• _Data in this exercise_
»»

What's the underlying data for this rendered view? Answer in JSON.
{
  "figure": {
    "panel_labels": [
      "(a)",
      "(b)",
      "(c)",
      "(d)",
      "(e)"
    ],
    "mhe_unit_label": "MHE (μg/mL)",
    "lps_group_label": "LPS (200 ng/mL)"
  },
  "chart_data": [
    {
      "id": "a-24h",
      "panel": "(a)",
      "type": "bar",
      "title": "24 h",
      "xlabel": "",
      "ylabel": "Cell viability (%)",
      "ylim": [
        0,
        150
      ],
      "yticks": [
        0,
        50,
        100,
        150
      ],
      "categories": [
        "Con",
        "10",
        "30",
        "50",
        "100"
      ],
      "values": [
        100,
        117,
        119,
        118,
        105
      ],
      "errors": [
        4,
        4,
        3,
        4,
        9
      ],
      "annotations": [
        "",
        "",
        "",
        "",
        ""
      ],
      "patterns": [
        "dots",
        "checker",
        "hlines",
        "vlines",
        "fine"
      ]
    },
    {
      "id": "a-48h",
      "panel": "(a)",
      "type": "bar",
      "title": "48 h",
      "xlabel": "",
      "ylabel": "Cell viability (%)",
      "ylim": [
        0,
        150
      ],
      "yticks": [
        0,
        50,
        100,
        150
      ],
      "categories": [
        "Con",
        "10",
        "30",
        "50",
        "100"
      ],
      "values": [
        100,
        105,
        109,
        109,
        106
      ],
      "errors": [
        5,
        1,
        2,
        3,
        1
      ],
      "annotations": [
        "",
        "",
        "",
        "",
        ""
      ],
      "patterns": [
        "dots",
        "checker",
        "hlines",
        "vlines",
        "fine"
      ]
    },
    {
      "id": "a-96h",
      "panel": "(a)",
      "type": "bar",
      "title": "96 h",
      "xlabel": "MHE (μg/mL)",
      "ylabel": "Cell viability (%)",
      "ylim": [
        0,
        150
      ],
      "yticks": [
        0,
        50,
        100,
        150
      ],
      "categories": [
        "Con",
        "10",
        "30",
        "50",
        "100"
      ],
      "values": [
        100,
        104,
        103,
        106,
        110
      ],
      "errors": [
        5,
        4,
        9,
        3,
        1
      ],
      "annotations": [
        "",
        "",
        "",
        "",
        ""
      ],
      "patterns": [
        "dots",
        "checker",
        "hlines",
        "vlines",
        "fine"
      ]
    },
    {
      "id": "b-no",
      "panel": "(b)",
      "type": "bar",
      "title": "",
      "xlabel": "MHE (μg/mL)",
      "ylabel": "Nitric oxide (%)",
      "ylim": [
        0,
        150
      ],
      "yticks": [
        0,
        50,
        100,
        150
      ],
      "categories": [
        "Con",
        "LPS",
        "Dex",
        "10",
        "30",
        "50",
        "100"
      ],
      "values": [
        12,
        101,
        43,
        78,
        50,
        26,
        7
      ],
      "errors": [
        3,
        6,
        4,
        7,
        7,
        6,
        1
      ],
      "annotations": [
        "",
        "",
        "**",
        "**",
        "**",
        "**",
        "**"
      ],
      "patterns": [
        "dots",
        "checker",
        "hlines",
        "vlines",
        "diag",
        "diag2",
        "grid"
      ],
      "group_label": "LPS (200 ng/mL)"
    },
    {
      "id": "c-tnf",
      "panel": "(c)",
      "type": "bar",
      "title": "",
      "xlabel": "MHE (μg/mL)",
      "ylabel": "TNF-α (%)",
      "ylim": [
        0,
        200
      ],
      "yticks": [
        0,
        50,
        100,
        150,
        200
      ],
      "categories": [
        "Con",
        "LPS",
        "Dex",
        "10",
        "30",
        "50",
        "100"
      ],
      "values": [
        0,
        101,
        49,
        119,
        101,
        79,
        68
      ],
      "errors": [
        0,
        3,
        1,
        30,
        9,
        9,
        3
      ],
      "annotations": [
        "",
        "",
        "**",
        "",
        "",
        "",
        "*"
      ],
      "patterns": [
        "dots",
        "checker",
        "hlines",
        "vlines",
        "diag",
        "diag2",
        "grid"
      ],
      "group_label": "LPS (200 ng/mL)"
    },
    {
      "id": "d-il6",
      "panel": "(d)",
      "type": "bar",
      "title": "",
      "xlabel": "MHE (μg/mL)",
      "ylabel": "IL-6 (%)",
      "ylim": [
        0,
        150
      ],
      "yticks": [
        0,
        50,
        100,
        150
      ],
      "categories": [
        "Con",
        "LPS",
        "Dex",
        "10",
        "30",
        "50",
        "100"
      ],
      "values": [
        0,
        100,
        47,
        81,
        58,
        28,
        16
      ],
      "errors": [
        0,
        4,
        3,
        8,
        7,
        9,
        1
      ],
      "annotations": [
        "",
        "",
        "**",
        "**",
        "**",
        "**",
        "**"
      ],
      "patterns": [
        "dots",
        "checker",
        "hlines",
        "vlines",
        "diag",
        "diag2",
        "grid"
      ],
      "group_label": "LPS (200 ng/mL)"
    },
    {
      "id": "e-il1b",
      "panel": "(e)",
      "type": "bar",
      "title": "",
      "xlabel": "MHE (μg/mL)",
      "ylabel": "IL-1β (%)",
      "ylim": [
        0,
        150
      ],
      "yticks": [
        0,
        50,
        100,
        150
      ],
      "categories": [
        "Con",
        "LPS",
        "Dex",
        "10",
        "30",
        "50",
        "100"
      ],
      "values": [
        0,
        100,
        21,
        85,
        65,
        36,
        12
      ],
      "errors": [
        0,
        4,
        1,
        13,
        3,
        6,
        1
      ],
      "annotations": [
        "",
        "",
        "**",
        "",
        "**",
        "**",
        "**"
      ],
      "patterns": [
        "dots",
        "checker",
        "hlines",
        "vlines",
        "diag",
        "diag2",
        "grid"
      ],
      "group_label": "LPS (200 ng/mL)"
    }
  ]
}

««

• _To be done_
Output the records exactly, including every line.

• _Final answer_
What's the underlying data for this rendered view? Answer in JSON.
{
  "figure": {
    "panel_labels": [
      "(a)",
      "(b)",
      "(c)",
      "(d)",
      "(e)"
    ],
    "mhe_unit_label": "MHE (μg/mL)",
    "lps_group_label": "LPS (200 ng/mL)"
  },
  "chart_data": [
    {
      "id": "a-24h",
      "panel": "(a)",
      "type": "bar",
      "title": "24 h",
      "xlabel": "",
      "ylabel": "Cell viability (%)",
      "ylim": [
        0,
        150
      ],
      "yticks": [
        0,
        50,
        100,
        150
      ],
      "categories": [
        "Con",
        "10",
        "30",
        "50",
        "100"
      ],
      "values": [
        100,
        117,
        119,
        118,
        105
      ],
      "errors": [
        4,
        4,
        3,
        4,
        9
      ],
      "annotations": [
        "",
        "",
        "",
        "",
        ""
      ],
      "patterns": [
        "dots",
        "checker",
        "hlines",
        "vlines",
        "fine"
      ]
    },
    {
      "id": "a-48h",
      "panel": "(a)",
      "type": "bar",
      "title": "48 h",
      "xlabel": "",
      "ylabel": "Cell viability (%)",
      "ylim": [
        0,
        150
      ],
      "yticks": [
        0,
        50,
        100,
        150
      ],
      "categories": [
        "Con",
        "10",
        "30",
        "50",
        "100"
      ],
      "values": [
        100,
        105,
        109,
        109,
        106
      ],
      "errors": [
        5,
        1,
        2,
        3,
        1
      ],
      "annotations": [
        "",
        "",
        "",
        "",
        ""
      ],
      "patterns": [
        "dots",
        "checker",
        "hlines",
        "vlines",
        "fine"
      ]
    },
    {
      "id": "a-96h",
      "panel": "(a)",
      "type": "bar",
      "title": "96 h",
      "xlabel": "MHE (μg/mL)",
      "ylabel": "Cell viability (%)",
      "ylim": [
        0,
        150
      ],
      "yticks": [
        0,
        50,
        100,
        150
      ],
      "categories": [
        "Con",
        "10",
        "30",
        "50",
        "100"
      ],
      "values": [
        100,
        104,
        103,
        106,
        110
      ],
      "errors": [
        5,
        4,
        9,
        3,
        1
      ],
      "annotations": [
        "",
        "",
        "",
        "",
        ""
      ],
      "patterns": [
        "dots",
        "checker",
        "hlines",
        "vlines",
        "fine"
      ]
    },
    {
      "id": "b-no",
      "panel": "(b)",
      "type": "bar",
      "title": "",
      "xlabel": "MHE (μg/mL)",
      "ylabel": "Nitric oxide (%)",
      "ylim": [
        0,
        150
      ],
      "yticks": [
        0,
        50,
        100,
        150
      ],
      "categories": [
        "Con",
        "LPS",
        "Dex",
        "10",
        "30",
        "50",
        "100"
      ],
      "values": [
        12,
        101,
        43,
        78,
        50,
        26,
        7
      ],
      "errors": [
        3,
        6,
        4,
        7,
        7,
        6,
        1
      ],
      "annotations": [
        "",
        "",
        "**",
        "**",
        "**",
        "**",
        "**"
      ],
      "patterns": [
        "dots",
        "checker",
        "hlines",
        "vlines",
        "diag",
        "diag2",
        "grid"
      ],
      "group_label": "LPS (200 ng/mL)"
    },
    {
      "id": "c-tnf",
      "panel": "(c)",
      "type": "bar",
      "title": "",
      "xlabel": "MHE (μg/mL)",
      "ylabel": "TNF-α (%)",
      "ylim": [
        0,
        200
      ],
      "yticks": [
        0,
        50,
        100,
        150,
        200
      ],
      "categories": [
        "Con",
        "LPS",
        "Dex",
        "10",
        "30",
        "50",
        "100"
      ],
      "values": [
        0,
        101,
        49,
        119,
        101,
        79,
        68
      ],
      "errors": [
        0,
        3,
        1,
        30,
        9,
        9,
        3
      ],
      "annotations": [
        "",
        "",
        "**",
        "",
        "",
        "",
        "*"
      ],
      "patterns": [
        "dots",
        "checker",
        "hlines",
        "vlines",
        "diag",
        "diag2",
        "grid"
      ],
      "group_label": "LPS (200 ng/mL)"
    },
    {
      "id": "d-il6",
      "panel": "(d)",
      "type": "bar",
      "title": "",
      "xlabel": "MHE (μg/mL)",
      "ylabel": "IL-6 (%)",
      "ylim": [
        0,
        150
      ],
      "yticks": [
        0,
        50,
        100,
        150
      ],
      "categories": [
        "Con",
        "LPS",
        "Dex",
        "10",
        "30",
        "50",
        "100"
      ],
      "values": [
        0,
        100,
        47,
        81,
        58,
        28,
        16
      ],
      "errors": [
        0,
        4,
        3,
        8,
        7,
        9,
        1
      ],
      "annotations": [
        "",
        "",
        "**",
        "**",
        "**",
        "**",
        "**"
      ],
      "patterns": [
        "dots",
        "checker",
        "hlines",
        "vlines",
        "diag",
        "diag2",
        "grid"
      ],
      "group_label": "LPS (200 ng/mL)"
    },
    {
      "id": "e-il1b",
      "panel": "(e)",
      "type": "bar",
      "title": "",
      "xlabel": "MHE (μg/mL)",
      "ylabel": "IL-1β (%)",
      "ylim": [
        0,
        150
      ],
      "yticks": [
        0,
        50,
        100,
        150
      ],
      "categories": [
        "Con",
        "LPS",
        "Dex",
        "10",
        "30",
        "50",
        "100"
      ],
      "values": [
        0,
        100,
        21,
        85,
        65,
        36,
        12
      ],
      "errors": [
        0,
        4,
        1,
        13,
        3,
        6,
        1
      ],
      "annotations": [
        "",
        "",
        "**",
        "",
        "**",
        "**",
        "**"
      ],
      "patterns": [
        "dots",
        "checker",
        "hlines",
        "vlines",
        "diag",
        "diag2",
        "grid"
      ],
      "group_label": "LPS (200 ng/mL)"
    }
  ]
}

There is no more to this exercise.